PROVIDED DATA

_ _ _

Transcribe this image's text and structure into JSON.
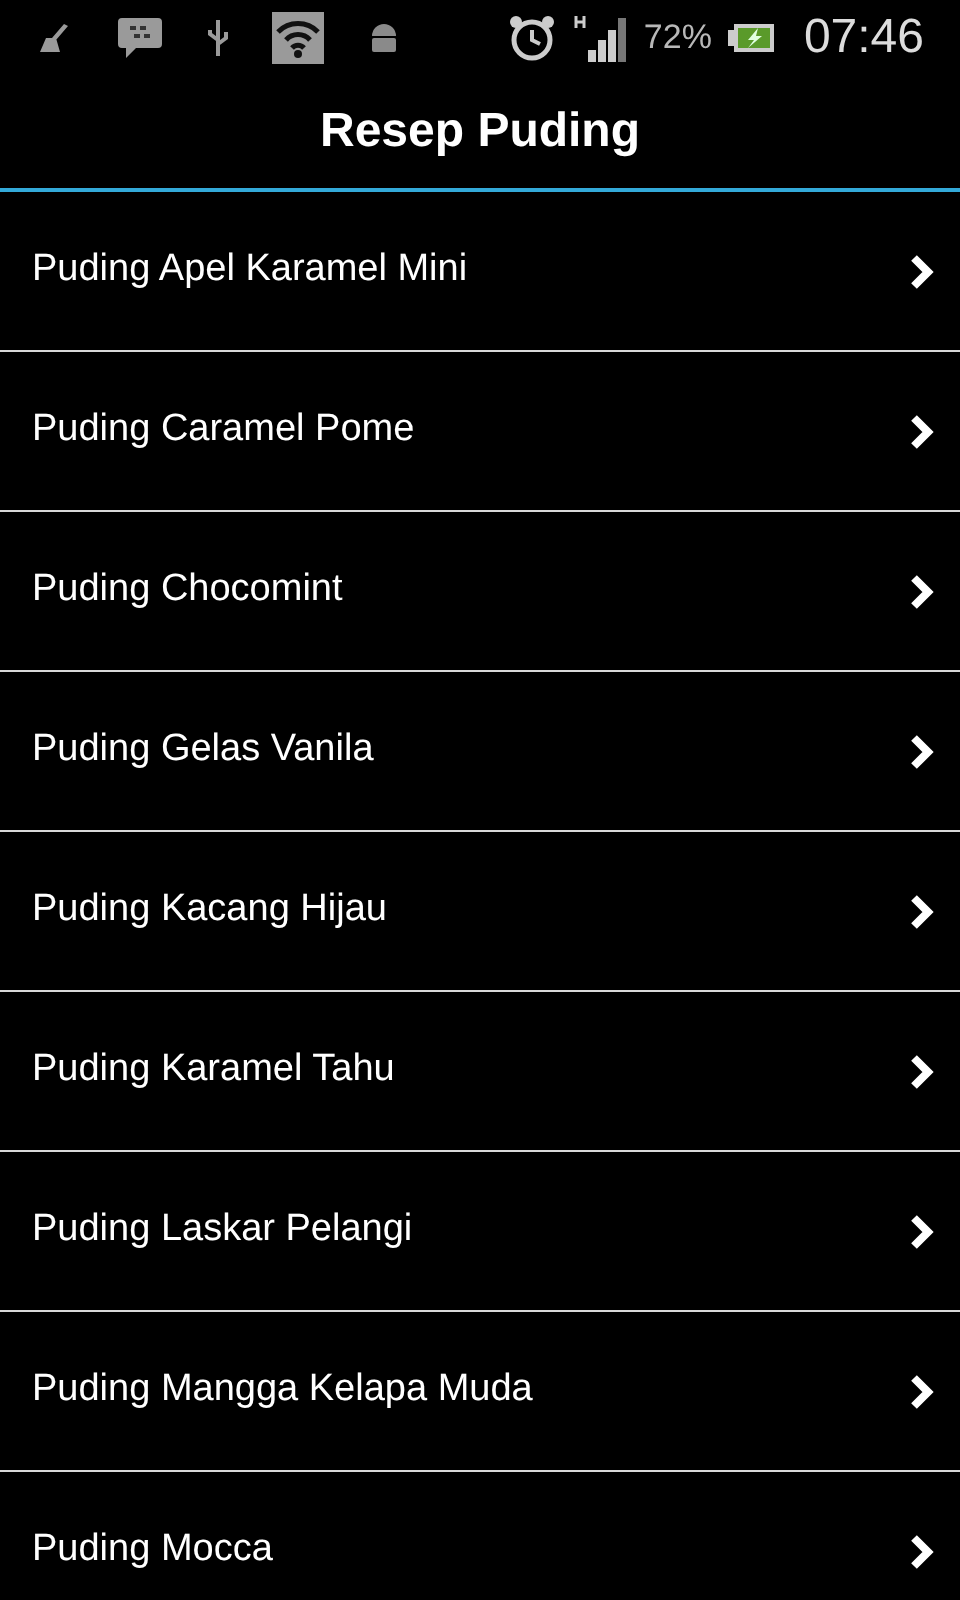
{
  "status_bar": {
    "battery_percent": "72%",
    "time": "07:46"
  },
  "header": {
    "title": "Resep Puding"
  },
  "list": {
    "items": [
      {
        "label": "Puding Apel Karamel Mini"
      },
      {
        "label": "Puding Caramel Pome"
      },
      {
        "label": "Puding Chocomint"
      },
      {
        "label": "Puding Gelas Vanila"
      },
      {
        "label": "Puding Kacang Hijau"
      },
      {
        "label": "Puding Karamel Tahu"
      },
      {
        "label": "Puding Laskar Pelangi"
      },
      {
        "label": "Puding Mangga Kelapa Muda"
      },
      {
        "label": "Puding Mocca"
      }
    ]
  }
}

_ _ _

WORK TO COMPLETE
All of the data above should be transcribed verbatim, with pictures omitted.

RESULT FOR THIS EXERCISE
Transcribe this image's text and structure into JSON.
{
  "status_bar": {
    "battery_percent": "72%",
    "time": "07:46"
  },
  "header": {
    "title": "Resep Puding"
  },
  "list": {
    "items": [
      {
        "label": "Puding Apel Karamel Mini"
      },
      {
        "label": "Puding Caramel Pome"
      },
      {
        "label": "Puding Chocomint"
      },
      {
        "label": "Puding Gelas Vanila"
      },
      {
        "label": "Puding Kacang Hijau"
      },
      {
        "label": "Puding Karamel Tahu"
      },
      {
        "label": "Puding Laskar Pelangi"
      },
      {
        "label": "Puding Mangga Kelapa Muda"
      },
      {
        "label": "Puding Mocca"
      }
    ]
  }
}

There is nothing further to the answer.